>> BEGIN Input

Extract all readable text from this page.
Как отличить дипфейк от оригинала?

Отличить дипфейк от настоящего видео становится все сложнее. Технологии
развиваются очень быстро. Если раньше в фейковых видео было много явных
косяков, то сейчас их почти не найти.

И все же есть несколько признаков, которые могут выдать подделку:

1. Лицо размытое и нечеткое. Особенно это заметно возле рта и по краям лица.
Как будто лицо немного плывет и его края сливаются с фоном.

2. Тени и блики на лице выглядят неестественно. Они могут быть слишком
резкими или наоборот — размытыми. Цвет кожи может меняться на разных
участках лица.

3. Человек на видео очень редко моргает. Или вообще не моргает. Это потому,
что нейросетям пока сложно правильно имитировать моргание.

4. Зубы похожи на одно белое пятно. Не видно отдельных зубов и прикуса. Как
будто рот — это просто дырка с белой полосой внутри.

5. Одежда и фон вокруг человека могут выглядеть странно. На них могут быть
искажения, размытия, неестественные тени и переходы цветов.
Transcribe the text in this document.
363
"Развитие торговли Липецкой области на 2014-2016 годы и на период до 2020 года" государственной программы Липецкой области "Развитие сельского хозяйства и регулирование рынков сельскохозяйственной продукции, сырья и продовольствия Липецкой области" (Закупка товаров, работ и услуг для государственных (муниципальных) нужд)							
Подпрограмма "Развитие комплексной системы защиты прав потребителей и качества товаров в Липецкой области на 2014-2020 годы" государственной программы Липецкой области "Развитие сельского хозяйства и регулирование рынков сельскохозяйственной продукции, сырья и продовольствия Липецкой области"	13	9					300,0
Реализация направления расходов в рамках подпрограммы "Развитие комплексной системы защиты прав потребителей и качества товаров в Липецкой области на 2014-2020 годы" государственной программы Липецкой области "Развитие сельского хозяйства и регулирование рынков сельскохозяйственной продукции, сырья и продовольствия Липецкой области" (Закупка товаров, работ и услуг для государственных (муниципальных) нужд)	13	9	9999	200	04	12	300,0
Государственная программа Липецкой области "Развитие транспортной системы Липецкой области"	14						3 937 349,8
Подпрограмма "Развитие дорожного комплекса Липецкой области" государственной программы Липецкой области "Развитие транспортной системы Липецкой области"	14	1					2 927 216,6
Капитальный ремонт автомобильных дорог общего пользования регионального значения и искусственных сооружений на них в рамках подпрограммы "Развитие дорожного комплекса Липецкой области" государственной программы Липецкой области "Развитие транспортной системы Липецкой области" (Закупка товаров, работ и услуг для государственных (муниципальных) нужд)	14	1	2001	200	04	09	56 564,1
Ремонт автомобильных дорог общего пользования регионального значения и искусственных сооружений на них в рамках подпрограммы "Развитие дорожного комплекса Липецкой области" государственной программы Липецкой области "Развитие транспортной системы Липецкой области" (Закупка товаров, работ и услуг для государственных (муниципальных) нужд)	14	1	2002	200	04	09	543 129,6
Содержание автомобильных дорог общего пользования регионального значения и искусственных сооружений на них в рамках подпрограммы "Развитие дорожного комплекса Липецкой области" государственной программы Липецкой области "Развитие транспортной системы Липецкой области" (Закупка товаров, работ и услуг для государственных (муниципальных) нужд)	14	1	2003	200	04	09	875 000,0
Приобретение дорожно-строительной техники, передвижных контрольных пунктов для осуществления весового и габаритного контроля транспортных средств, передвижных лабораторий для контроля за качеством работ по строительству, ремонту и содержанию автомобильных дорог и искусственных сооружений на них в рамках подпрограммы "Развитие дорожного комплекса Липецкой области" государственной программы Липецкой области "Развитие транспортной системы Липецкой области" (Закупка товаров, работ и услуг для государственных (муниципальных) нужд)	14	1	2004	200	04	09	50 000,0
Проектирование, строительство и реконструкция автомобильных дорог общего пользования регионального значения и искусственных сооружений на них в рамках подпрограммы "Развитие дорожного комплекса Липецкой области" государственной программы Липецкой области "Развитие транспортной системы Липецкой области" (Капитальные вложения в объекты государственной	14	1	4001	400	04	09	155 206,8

>> END Input

Aim
Write out every record shown above, word for word.

Reply to the task
Extract all readable text from this page.
Как отличить дипфейк от оригинала?

Отличить дипфейк от настоящего видео становится все сложнее. Технологии
развиваются очень быстро. Если раньше в фейковых видео было много явных
косяков, то сейчас их почти не найти.

И все же есть несколько признаков, которые могут выдать подделку:

1. Лицо размытое и нечеткое. Особенно это заметно возле рта и по краям лица.
Как будто лицо немного плывет и его края сливаются с фоном.

2. Тени и блики на лице выглядят неестественно. Они могут быть слишком
резкими или наоборот — размытыми. Цвет кожи может меняться на разных
участках лица.

3. Человек на видео очень редко моргает. Или вообще не моргает. Это потому,
что нейросетям пока сложно правильно имитировать моргание.

4. Зубы похожи на одно белое пятно. Не видно отдельных зубов и прикуса. Как
будто рот — это просто дырка с белой полосой внутри.

5. Одежда и фон вокруг человека могут выглядеть странно. На них могут быть
искажения, размытия, неестественные тени и переходы цветов.
Transcribe the text in this document.
363
"Развитие торговли Липецкой области на 2014-2016 годы и на период до 2020 года" государственной программы Липецкой области "Развитие сельского хозяйства и регулирование рынков сельскохозяйственной продукции, сырья и продовольствия Липецкой области" (Закупка товаров, работ и услуг для государственных (муниципальных) нужд)							
Подпрограмма "Развитие комплексной системы защиты прав потребителей и качества товаров в Липецкой области на 2014-2020 годы" государственной программы Липецкой области "Развитие сельского хозяйства и регулирование рынков сельскохозяйственной продукции, сырья и продовольствия Липецкой области"	13	9					300,0
Реализация направления расходов в рамках подпрограммы "Развитие комплексной системы защиты прав потребителей и качества товаров в Липецкой области на 2014-2020 годы" государственной программы Липецкой области "Развитие сельского хозяйства и регулирование рынков сельскохозяйственной продукции, сырья и продовольствия Липецкой области" (Закупка товаров, работ и услуг для государственных (муниципальных) нужд)	13	9	9999	200	04	12	300,0
Государственная программа Липецкой области "Развитие транспортной системы Липецкой области"	14						3 937 349,8
Подпрограмма "Развитие дорожного комплекса Липецкой области" государственной программы Липецкой области "Развитие транспортной системы Липецкой области"	14	1					2 927 216,6
Капитальный ремонт автомобильных дорог общего пользования регионального значения и искусственных сооружений на них в рамках подпрограммы "Развитие дорожного комплекса Липецкой области" государственной программы Липецкой области "Развитие транспортной системы Липецкой области" (Закупка товаров, работ и услуг для государственных (муниципальных) нужд)	14	1	2001	200	04	09	56 564,1
Ремонт автомобильных дорог общего пользования регионального значения и искусственных сооружений на них в рамках подпрограммы "Развитие дорожного комплекса Липецкой области" государственной программы Липецкой области "Развитие транспортной системы Липецкой области" (Закупка товаров, работ и услуг для государственных (муниципальных) нужд)	14	1	2002	200	04	09	543 129,6
Содержание автомобильных дорог общего пользования регионального значения и искусственных сооружений на них в рамках подпрограммы "Развитие дорожного комплекса Липецкой области" государственной программы Липецкой области "Развитие транспортной системы Липецкой области" (Закупка товаров, работ и услуг для государственных (муниципальных) нужд)	14	1	2003	200	04	09	875 000,0
Приобретение дорожно-строительной техники, передвижных контрольных пунктов для осуществления весового и габаритного контроля транспортных средств, передвижных лабораторий для контроля за качеством работ по строительству, ремонту и содержанию автомобильных дорог и искусственных сооружений на них в рамках подпрограммы "Развитие дорожного комплекса Липецкой области" государственной программы Липецкой области "Развитие транспортной системы Липецкой области" (Закупка товаров, работ и услуг для государственных (муниципальных) нужд)	14	1	2004	200	04	09	50 000,0
Проектирование, строительство и реконструкция автомобильных дорог общего пользования регионального значения и искусственных сооружений на них в рамках подпрограммы "Развитие дорожного комплекса Липецкой области" государственной программы Липецкой области "Развитие транспортной системы Липецкой области" (Капитальные вложения в объекты государственной	14	1	4001	400	04	09	155 206,8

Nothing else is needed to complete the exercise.